*Instructions to follow*.
Would you set down every entry shown below, precisely as written?

── Stored data ──

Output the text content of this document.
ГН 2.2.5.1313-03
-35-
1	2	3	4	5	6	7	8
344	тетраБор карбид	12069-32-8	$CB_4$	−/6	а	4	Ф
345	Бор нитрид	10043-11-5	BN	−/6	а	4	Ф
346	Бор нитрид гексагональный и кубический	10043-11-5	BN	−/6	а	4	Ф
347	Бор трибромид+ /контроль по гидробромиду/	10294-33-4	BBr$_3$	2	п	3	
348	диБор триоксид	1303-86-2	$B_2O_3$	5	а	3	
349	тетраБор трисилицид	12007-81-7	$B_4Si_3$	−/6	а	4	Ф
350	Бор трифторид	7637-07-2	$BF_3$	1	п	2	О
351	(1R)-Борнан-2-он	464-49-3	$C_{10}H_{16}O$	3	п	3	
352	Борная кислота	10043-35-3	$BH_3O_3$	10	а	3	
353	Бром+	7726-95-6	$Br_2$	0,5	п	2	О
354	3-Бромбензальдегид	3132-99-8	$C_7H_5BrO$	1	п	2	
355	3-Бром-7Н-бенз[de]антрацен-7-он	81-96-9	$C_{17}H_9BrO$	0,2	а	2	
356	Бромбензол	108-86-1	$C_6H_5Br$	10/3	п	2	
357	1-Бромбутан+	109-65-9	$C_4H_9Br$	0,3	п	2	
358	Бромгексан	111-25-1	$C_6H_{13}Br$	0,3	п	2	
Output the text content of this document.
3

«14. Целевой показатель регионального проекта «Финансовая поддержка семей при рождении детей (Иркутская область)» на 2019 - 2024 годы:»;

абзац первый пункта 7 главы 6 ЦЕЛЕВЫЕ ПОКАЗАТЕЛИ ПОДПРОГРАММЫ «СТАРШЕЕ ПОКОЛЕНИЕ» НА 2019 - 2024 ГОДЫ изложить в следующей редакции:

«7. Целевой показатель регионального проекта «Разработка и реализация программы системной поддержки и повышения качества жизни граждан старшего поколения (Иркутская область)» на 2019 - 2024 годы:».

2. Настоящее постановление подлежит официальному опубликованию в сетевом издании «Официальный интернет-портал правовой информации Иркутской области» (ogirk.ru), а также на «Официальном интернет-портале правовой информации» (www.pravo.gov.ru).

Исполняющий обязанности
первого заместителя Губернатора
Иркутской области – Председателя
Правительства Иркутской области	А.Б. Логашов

───

*Response to the exercise*.
Output the text content of this document.
ГН 2.2.5.1313-03
-35-
1	2	3	4	5	6	7	8
344	тетраБор карбид	12069-32-8	$CB_4$	−/6	а	4	Ф
345	Бор нитрид	10043-11-5	BN	−/6	а	4	Ф
346	Бор нитрид гексагональный и кубический	10043-11-5	BN	−/6	а	4	Ф
347	Бор трибромид+ /контроль по гидробромиду/	10294-33-4	BBr$_3$	2	п	3	
348	диБор триоксид	1303-86-2	$B_2O_3$	5	а	3	
349	тетраБор трисилицид	12007-81-7	$B_4Si_3$	−/6	а	4	Ф
350	Бор трифторид	7637-07-2	$BF_3$	1	п	2	О
351	(1R)-Борнан-2-он	464-49-3	$C_{10}H_{16}O$	3	п	3	
352	Борная кислота	10043-35-3	$BH_3O_3$	10	а	3	
353	Бром+	7726-95-6	$Br_2$	0,5	п	2	О
354	3-Бромбензальдегид	3132-99-8	$C_7H_5BrO$	1	п	2	
355	3-Бром-7Н-бенз[de]антрацен-7-он	81-96-9	$C_{17}H_9BrO$	0,2	а	2	
356	Бромбензол	108-86-1	$C_6H_5Br$	10/3	п	2	
357	1-Бромбутан+	109-65-9	$C_4H_9Br$	0,3	п	2	
358	Бромгексан	111-25-1	$C_6H_{13}Br$	0,3	п	2	
Output the text content of this document.
3

«14. Целевой показатель регионального проекта «Финансовая поддержка семей при рождении детей (Иркутская область)» на 2019 - 2024 годы:»;

абзац первый пункта 7 главы 6 ЦЕЛЕВЫЕ ПОКАЗАТЕЛИ ПОДПРОГРАММЫ «СТАРШЕЕ ПОКОЛЕНИЕ» НА 2019 - 2024 ГОДЫ изложить в следующей редакции:

«7. Целевой показатель регионального проекта «Разработка и реализация программы системной поддержки и повышения качества жизни граждан старшего поколения (Иркутская область)» на 2019 - 2024 годы:».

2. Настоящее постановление подлежит официальному опубликованию в сетевом издании «Официальный интернет-портал правовой информации Иркутской области» (ogirk.ru), а также на «Официальном интернет-портале правовой информации» (www.pravo.gov.ru).

Исполняющий обязанности
первого заместителя Губернатора
Иркутской области – Председателя
Правительства Иркутской области	А.Б. Логашов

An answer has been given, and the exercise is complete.